Written task >> State how many lines hold the string "première". Give the number and nothing else.

Provided information >>
=-=-=-=-=
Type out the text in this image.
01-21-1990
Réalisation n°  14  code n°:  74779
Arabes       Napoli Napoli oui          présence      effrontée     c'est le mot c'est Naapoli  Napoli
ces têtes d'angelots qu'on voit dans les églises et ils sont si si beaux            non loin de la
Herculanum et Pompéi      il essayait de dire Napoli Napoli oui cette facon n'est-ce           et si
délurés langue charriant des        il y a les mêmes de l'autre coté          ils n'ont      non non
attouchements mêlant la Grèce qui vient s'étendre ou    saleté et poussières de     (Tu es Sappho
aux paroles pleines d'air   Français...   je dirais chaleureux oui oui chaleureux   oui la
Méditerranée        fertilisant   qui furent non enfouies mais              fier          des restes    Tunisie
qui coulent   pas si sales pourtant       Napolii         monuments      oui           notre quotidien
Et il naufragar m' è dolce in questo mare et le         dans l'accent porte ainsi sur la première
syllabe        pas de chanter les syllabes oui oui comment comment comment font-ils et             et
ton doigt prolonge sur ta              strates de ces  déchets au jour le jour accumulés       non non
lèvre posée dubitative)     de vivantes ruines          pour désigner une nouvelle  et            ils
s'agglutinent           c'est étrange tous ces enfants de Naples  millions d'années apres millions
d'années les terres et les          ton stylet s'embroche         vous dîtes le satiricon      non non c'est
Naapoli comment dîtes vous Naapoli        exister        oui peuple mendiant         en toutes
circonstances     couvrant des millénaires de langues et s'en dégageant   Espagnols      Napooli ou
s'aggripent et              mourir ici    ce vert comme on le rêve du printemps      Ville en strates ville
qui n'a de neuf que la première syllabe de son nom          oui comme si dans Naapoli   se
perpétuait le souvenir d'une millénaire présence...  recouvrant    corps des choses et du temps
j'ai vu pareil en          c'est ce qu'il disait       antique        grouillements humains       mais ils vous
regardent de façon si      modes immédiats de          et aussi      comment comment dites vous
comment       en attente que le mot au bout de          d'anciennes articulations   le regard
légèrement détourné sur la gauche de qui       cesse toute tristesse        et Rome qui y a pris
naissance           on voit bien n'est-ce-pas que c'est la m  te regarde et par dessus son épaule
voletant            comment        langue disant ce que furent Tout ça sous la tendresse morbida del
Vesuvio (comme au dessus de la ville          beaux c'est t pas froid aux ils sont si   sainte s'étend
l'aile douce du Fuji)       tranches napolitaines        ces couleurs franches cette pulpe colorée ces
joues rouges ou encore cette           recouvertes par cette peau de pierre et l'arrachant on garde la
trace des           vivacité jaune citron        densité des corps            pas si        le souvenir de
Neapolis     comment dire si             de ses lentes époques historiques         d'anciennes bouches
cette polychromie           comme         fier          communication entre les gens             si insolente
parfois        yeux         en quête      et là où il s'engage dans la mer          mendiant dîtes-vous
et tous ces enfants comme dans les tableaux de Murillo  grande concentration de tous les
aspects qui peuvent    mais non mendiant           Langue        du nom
=-=-=-=-=
Result of this exercise >> 2